From the entries below, extract every line that includes the word "this".

Entries from a dataset:
···
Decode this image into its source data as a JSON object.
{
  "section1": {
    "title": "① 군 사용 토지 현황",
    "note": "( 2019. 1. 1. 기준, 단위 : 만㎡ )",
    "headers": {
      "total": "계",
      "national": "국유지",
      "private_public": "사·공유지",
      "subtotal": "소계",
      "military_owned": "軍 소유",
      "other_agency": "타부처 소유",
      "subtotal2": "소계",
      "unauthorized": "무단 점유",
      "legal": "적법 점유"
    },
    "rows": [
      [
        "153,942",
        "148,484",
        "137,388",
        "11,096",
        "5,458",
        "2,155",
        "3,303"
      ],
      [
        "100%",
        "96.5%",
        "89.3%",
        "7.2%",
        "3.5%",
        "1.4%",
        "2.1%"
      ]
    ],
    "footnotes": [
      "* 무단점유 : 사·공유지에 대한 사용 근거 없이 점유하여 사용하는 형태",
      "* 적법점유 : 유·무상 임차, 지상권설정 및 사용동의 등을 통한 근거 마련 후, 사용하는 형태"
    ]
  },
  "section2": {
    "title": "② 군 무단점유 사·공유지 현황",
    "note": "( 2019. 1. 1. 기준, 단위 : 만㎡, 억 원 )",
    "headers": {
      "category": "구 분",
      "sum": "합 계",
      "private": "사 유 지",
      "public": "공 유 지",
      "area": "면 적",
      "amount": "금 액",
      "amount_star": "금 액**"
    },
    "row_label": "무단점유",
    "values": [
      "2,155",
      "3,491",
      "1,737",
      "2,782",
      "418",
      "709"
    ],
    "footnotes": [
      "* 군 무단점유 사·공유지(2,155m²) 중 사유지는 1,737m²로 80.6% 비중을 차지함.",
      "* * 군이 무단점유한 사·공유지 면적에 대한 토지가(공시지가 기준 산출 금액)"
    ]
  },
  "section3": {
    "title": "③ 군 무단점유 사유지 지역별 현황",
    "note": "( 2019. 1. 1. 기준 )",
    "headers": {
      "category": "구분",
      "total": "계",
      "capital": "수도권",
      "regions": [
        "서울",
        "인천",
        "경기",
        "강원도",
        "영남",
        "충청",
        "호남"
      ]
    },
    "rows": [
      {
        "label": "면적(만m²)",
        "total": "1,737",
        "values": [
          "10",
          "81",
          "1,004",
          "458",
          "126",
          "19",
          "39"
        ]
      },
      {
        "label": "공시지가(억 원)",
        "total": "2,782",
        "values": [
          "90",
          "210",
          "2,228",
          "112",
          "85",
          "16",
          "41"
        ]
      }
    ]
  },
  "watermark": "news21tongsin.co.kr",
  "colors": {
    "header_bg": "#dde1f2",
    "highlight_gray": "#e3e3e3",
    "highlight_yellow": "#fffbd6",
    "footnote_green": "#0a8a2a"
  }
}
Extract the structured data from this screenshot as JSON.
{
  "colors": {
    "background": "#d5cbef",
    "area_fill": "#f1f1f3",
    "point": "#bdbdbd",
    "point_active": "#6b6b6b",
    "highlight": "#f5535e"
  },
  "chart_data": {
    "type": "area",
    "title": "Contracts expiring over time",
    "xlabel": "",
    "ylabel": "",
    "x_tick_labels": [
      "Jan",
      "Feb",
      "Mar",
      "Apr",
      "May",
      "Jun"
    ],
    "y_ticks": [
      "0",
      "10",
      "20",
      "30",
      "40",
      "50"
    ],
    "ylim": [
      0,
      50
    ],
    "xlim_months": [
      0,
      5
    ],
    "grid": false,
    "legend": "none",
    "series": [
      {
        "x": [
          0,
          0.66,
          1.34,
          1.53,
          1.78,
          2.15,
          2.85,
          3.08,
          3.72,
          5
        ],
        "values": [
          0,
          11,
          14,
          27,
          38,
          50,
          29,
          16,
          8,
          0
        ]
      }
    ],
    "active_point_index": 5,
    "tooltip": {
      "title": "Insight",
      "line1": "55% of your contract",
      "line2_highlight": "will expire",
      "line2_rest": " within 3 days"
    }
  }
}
···
Exercise result:
Decode this image into its source data as a JSON object.
Extract the structured data from this screenshot as JSON.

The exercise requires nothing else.